Reply with one number: how many lines contain the word "html".

* Records provided
◆ ◆ ◆ ◆ ◆
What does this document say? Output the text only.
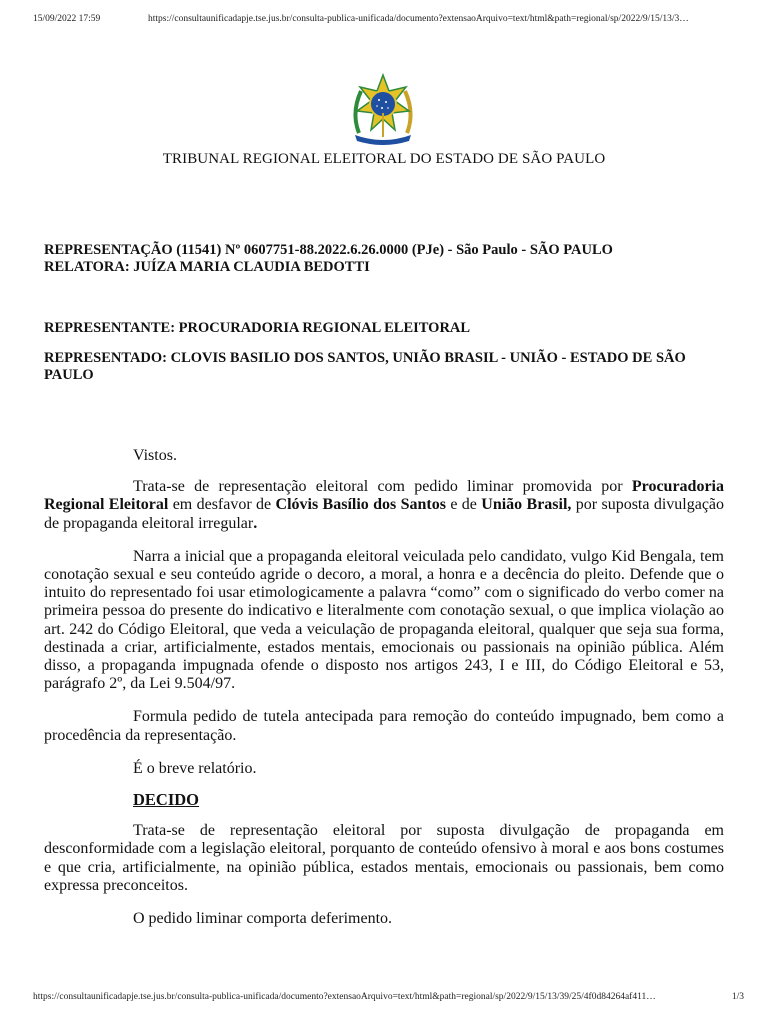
15/09/2022 17:59	https://consultaunificadapje.tse.jus.br/consulta-publica-unificada/documento?extensaoArquivo=text/html&path=regional/sp/2022/9/15/13/3…
TRIBUNAL REGIONAL ELEITORAL DO ESTADO DE SÃO PAULO
REPRESENTAÇÃO (11541) Nº 0607751-88.2022.6.26.0000 (PJe) - São Paulo - SÃO PAULO
RELATORA: JUÍZA MARIA CLAUDIA BEDOTTI
REPRESENTANTE: PROCURADORIA REGIONAL ELEITORAL
REPRESENTADO: CLOVIS BASILIO DOS SANTOS, UNIÃO BRASIL - UNIÃO - ESTADO DE SÃO PAULO

Vistos.

Trata-se de representação eleitoral com pedido liminar promovida por Procuradoria Regional Eleitoral em desfavor de Clóvis Basílio dos Santos e de União Brasil, por suposta divulgação de propaganda eleitoral irregular.

Narra a inicial que a propaganda eleitoral veiculada pelo candidato, vulgo Kid Bengala, tem conotação sexual e seu conteúdo agride o decoro, a moral, a honra e a decência do pleito. Defende que o intuito do representado foi usar etimologicamente a palavra “como” com o significado do verbo comer na primeira pessoa do presente do indicativo e literalmente com conotação sexual, o que implica violação ao art. 242 do Código Eleitoral, que veda a veiculação de propaganda eleitoral, qualquer que seja sua forma, destinada a criar, artificialmente, estados mentais, emocionais ou passionais na opinião pública. Além disso, a propaganda impugnada ofende o disposto nos artigos 243, I e III, do Código Eleitoral e 53, parágrafo 2º, da Lei 9.504/97.

Formula pedido de tutela antecipada para remoção do conteúdo impugnado, bem como a procedência da representação.

É o breve relatório.

DECIDO

Trata-se de representação eleitoral por suposta divulgação de propaganda em desconformidade com a legislação eleitoral, porquanto de conteúdo ofensivo à moral e aos bons costumes e que cria, artificialmente, na opinião pública, estados mentais, emocionais ou passionais, bem como expressa preconceitos.

O pedido liminar comporta deferimento.

https://consultaunificadapje.tse.jus.br/consulta-publica-unificada/documento?extensaoArquivo=text/html&path=regional/sp/2022/9/15/13/39/25/4f0d84264af411…	1/3
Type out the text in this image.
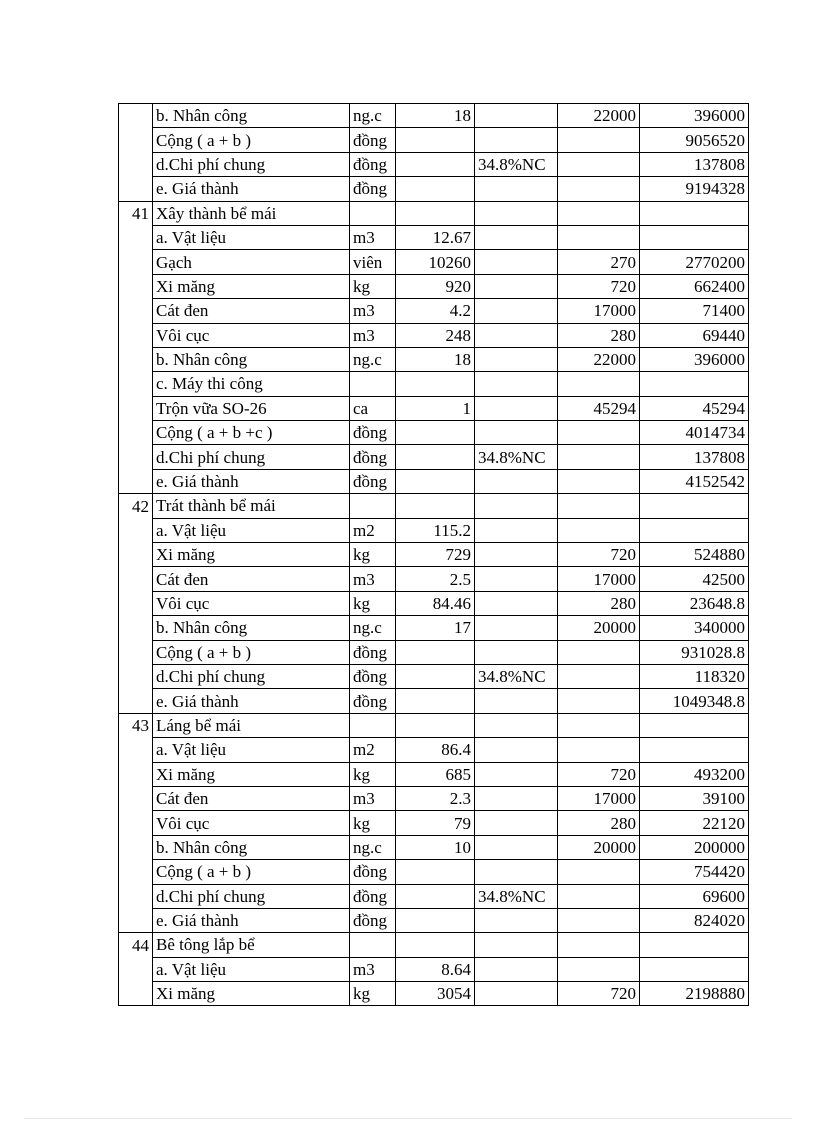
	b. Nhân công	ng.c	18		22000	396000
	Cộng ( a + b )	đồng				9056520
	d.Chi phí chung	đồng		34.8%NC		137808
	e. Giá thành	đồng				9194328
41	Xây thành bể mái					
	a. Vật liệu	m3	12.67			
	Gạch	viên	10260		270	2770200
	Xi măng	kg	920		720	662400
	Cát đen	m3	4.2		17000	71400
	Vôi cục	m3	248		280	69440
	b. Nhân công	ng.c	18		22000	396000
	c. Máy thi công					
	Trộn vữa SO-26	ca	1		45294	45294
	Cộng ( a + b +c )	đồng				4014734
	d.Chi phí chung	đồng		34.8%NC		137808
	e. Giá thành	đồng				4152542
42	Trát thành bể mái					
	a. Vật liệu	m2	115.2			
	Xi măng	kg	729		720	524880
	Cát đen	m3	2.5		17000	42500
	Vôi cục	kg	84.46		280	23648.8
	b. Nhân công	ng.c	17		20000	340000
	Cộng ( a + b )	đồng				931028.8
	d.Chi phí chung	đồng		34.8%NC		118320
	e. Giá thành	đồng				1049348.8
43	Láng bể mái					
	a. Vật liệu	m2	86.4			
	Xi măng	kg	685		720	493200
	Cát đen	m3	2.3		17000	39100
	Vôi cục	kg	79		280	22120
	b. Nhân công	ng.c	10		20000	200000
	Cộng ( a + b )	đồng				754420
	d.Chi phí chung	đồng		34.8%NC		69600
	e. Giá thành	đồng				824020
44	Bê tông lắp bể					
	a. Vật liệu	m3	8.64			
	Xi măng	kg	3054		720	2198880
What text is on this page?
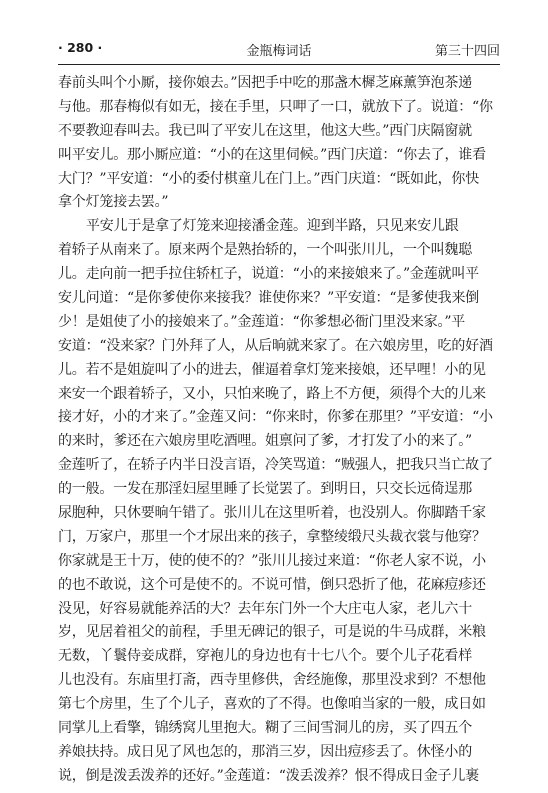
· 280 ·	金瓶梅词话	第三十四回

春前头叫个小厮，接你娘去。”因把手中吃的那盏木樨芝麻薰笋泡茶递
与他。那春梅似有如无，接在手里，只呷了一口，就放下了。说道：“你
不要教迎春叫去。我已叫了平安儿在这里，他这大些。”西门庆隔窗就
叫平安儿。那小厮应道：“小的在这里伺候。”西门庆道：“你去了，谁看
大门？”平安道：“小的委付棋童儿在门上。”西门庆道：“既如此，你快
拿个灯笼接去罢。”

平安儿于是拿了灯笼来迎接潘金莲。迎到半路，只见来安儿跟
着轿子从南来了。原来两个是熟抬轿的，一个叫张川儿，一个叫魏聪
儿。走向前一把手拉住轿杠子，说道：“小的来接娘来了。”金莲就叫平
安儿问道：“是你爹使你来接我？谁使你来？”平安道：“是爹使我来倒
少！是姐使了小的接娘来了。”金莲道：“你爹想必衙门里没来家。”平
安道：“没来家？门外拜了人，从后晌就来家了。在六娘房里，吃的好酒
儿。若不是姐旋叫了小的进去，催逼着拿灯笼来接娘，还早哩！小的见
来安一个跟着轿子，又小，只怕来晚了，路上不方便，须得个大的儿来
接才好，小的才来了。”金莲又问：“你来时，你爹在那里？”平安道：“小
的来时，爹还在六娘房里吃酒哩。姐禀问了爹，才打发了小的来了。”
金莲听了，在轿子内半日没言语，冷笑骂道：“贼强人，把我只当亡故了
的一般。一发在那淫妇屋里睡了长觉罢了。到明日，只交长远倚逞那
尿胞种，只休要晌午错了。张川儿在这里听着，也没别人。你脚踏千家
门，万家户，那里一个才尿出来的孩子，拿整绫缎尺头裁衣裳与他穿？
你家就是王十万，使的使不的？”张川儿接过来道：“你老人家不说，小
的也不敢说，这个可是使不的。不说可惜，倒只恐折了他，花麻痘疹还
没见，好容易就能养活的大？去年东门外一个大庄屯人家，老儿六十
岁，见居着祖父的前程，手里无碑记的银子，可是说的牛马成群，米粮
无数，丫鬟侍妾成群，穿袍儿的身边也有十七八个。要个儿子花看样
儿也没有。东庙里打斋，西寺里修供，舍经施像，那里没求到？不想他
第七个房里，生了个儿子，喜欢的了不得。也像咱当家的一般，成日如
同掌儿上看擎，锦绣窝儿里抱大。糊了三间雪洞儿的房，买了四五个
养娘扶持。成日见了风也怎的，那消三岁，因出痘疹丢了。休怪小的
说，倒是泼丢泼养的还好。”金莲道：“泼丢泼养？恨不得成日金子儿裹
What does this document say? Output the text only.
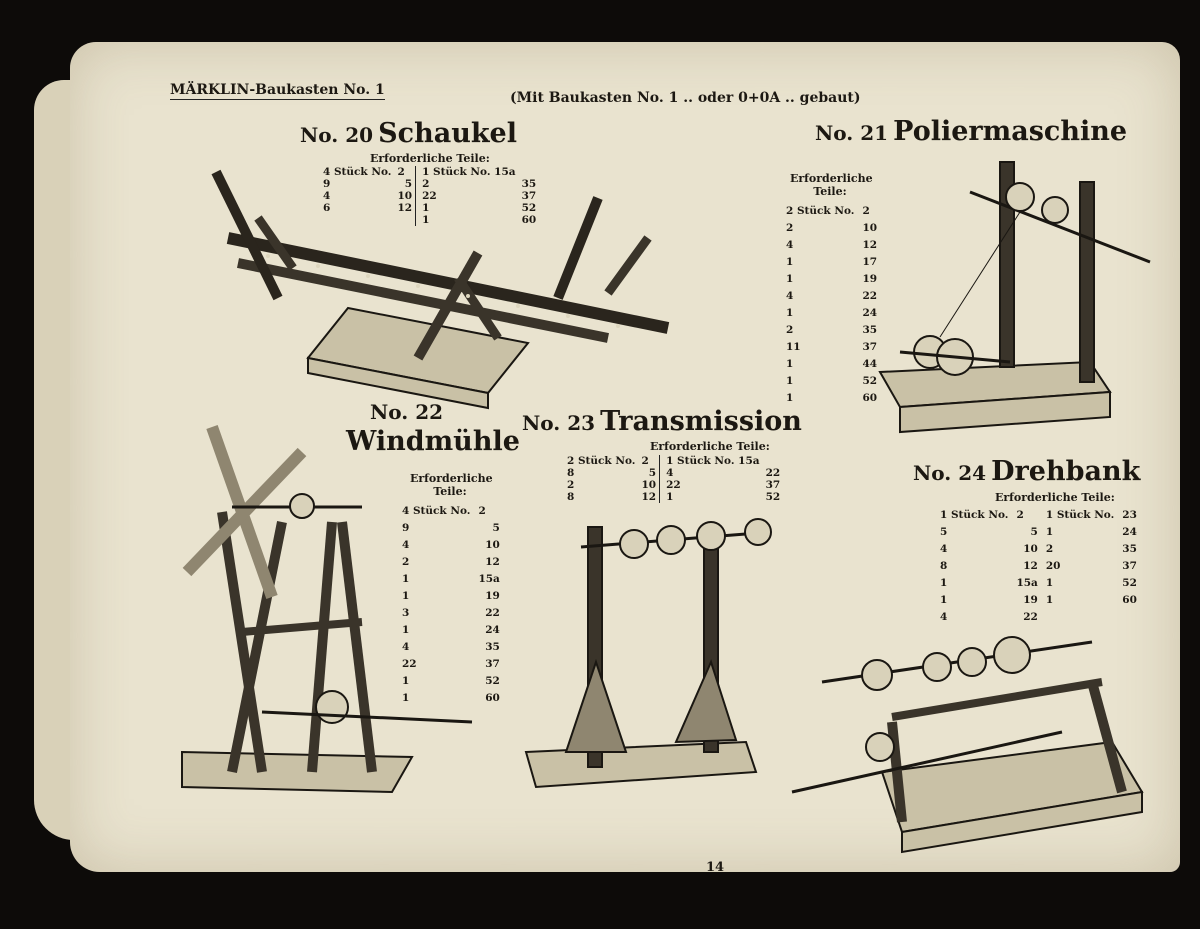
MÄRKLIN-Baukasten No. 1	(Mit Baukasten No. 1 .. oder 0+0A .. gebaut)
No. 20 Schaukel
Erforderliche Teile:
4 Stück No.	2	1 Stück No. 15a	
9	5	2	35
4	10	22	37
6	12	1	52
		1	60
No. 21 Poliermaschine
Erforderliche
Teile:
2 Stück No.	2
2	10
4	12
1	17
1	19
4	22
1	24
2	35
11	37
1	44
1	52
1	60
No. 22
Windmühle
Erforderliche
Teile:
4 Stück No.	2
9	5
4	10
2	12
1	15a
1	19
3	22
1	24
4	35
22	37
1	52
1	60
No. 23 Transmission
Erforderliche Teile:
2 Stück No.	2	1 Stück No. 15a	
8	5	4	22
2	10	22	37
8	12	1	52
No. 24 Drehbank
Erforderliche Teile:
1 Stück No.	2	1 Stück No.	23
5	5	1	24
4	10	2	35
8	12	20	37
1	15a	1	52
1	19	1	60
4	22		
14
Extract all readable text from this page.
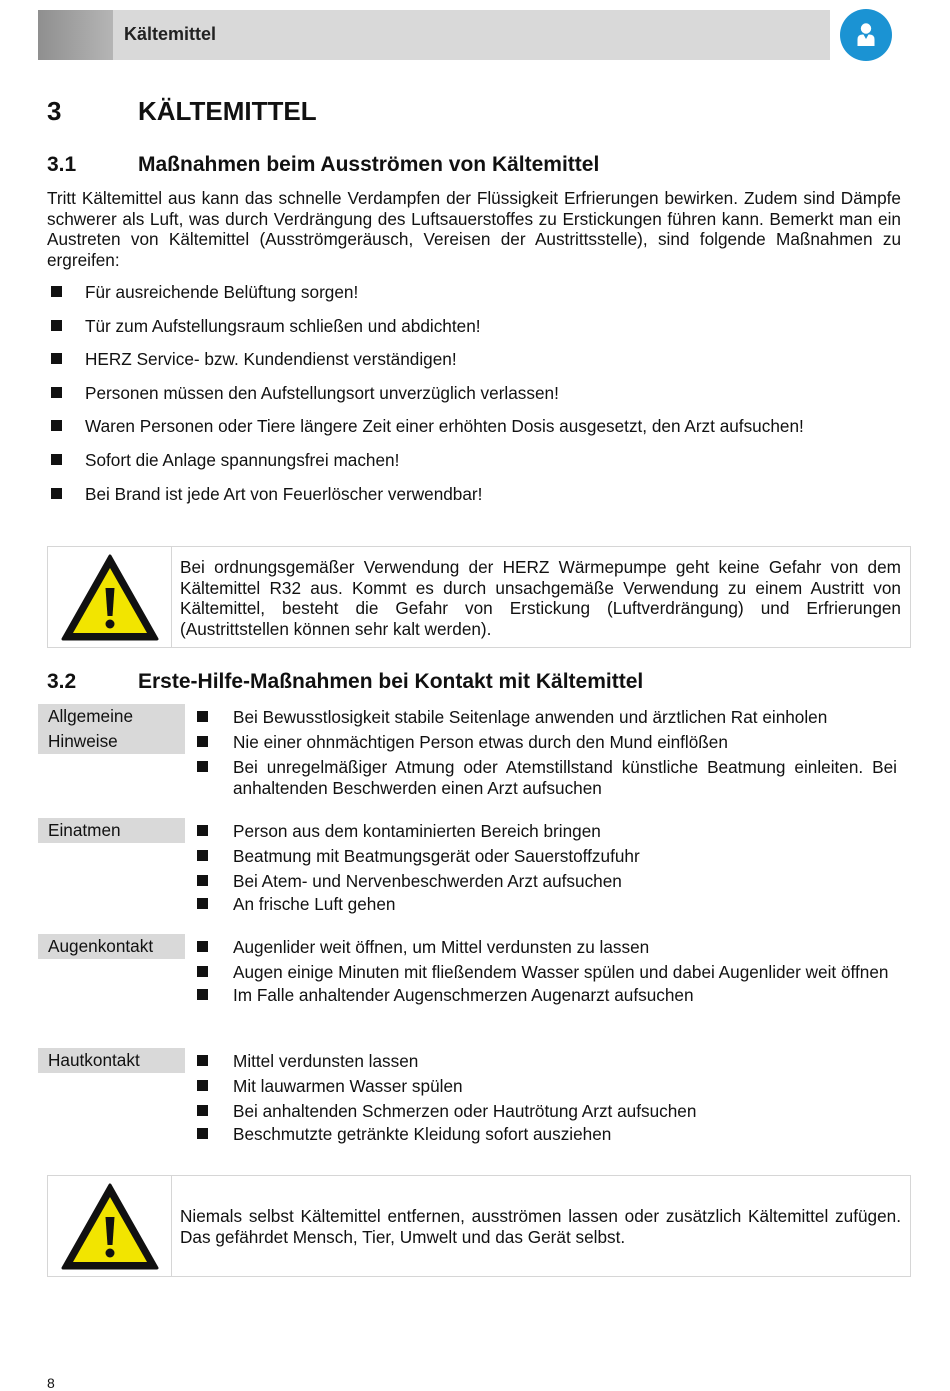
Kältemittel
3	KÄLTEMITTEL
3.1	Maßnahmen beim Ausströmen von Kältemittel
Tritt Kältemittel aus kann das schnelle Verdampfen der Flüssigkeit Erfrierungen bewirken. Zudem sind Dämpfe schwerer als Luft, was durch Verdrängung des Luftsauerstoffes zu Erstickungen führen kann. Bemerkt man ein Austreten von Kältemittel (Ausströmgeräusch, Vereisen der Austrittsstelle), sind folgende Maßnahmen zu ergreifen:
Für ausreichende Belüftung sorgen!
Tür zum Aufstellungsraum schließen und abdichten!
HERZ Service- bzw. Kundendienst verständigen!
Personen müssen den Aufstellungsort unverzüglich verlassen!
Waren Personen oder Tiere längere Zeit einer erhöhten Dosis ausgesetzt, den Arzt aufsuchen!
Sofort die Anlage spannungsfrei machen!
Bei Brand ist jede Art von Feuerlöscher verwendbar!
Bei ordnungsgemäßer Verwendung der HERZ Wärmepumpe geht keine Gefahr von dem Kältemittel R32 aus. Kommt es durch unsachgemäße Verwendung zu einem Austritt von Kältemittel, besteht die Gefahr von Erstickung (Luftverdrängung) und Erfrierungen (Austrittstellen können sehr kalt werden).
3.2	Erste-Hilfe-Maßnahmen bei Kontakt mit Kältemittel
Allgemeine
Hinweise
Bei Bewusstlosigkeit stabile Seitenlage anwenden und ärztlichen Rat einholen
Nie einer ohnmächtigen Person etwas durch den Mund einflößen
Bei unregelmäßiger Atmung oder Atemstillstand künstliche Beatmung einleiten. Bei anhaltenden Beschwerden einen Arzt aufsuchen
Einatmen	Person aus dem kontaminierten Bereich bringen
Beatmung mit Beatmungsgerät oder Sauerstoffzufuhr
Bei Atem- und Nervenbeschwerden Arzt aufsuchen
An frische Luft gehen
Augenkontakt	Augenlider weit öffnen, um Mittel verdunsten zu lassen
Augen einige Minuten mit fließendem Wasser spülen und dabei Augenlider weit öffnen
Im Falle anhaltender Augenschmerzen Augenarzt aufsuchen
Hautkontakt	Mittel verdunsten lassen
Mit lauwarmen Wasser spülen
Bei anhaltenden Schmerzen oder Hautrötung Arzt aufsuchen
Beschmutzte getränkte Kleidung sofort ausziehen
Niemals selbst Kältemittel entfernen, ausströmen lassen oder zusätzlich Kältemittel zufügen. Das gefährdet Mensch, Tier, Umwelt und das Gerät selbst.
8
◆ ◆ ◆ ◆ ◆
* Final result
2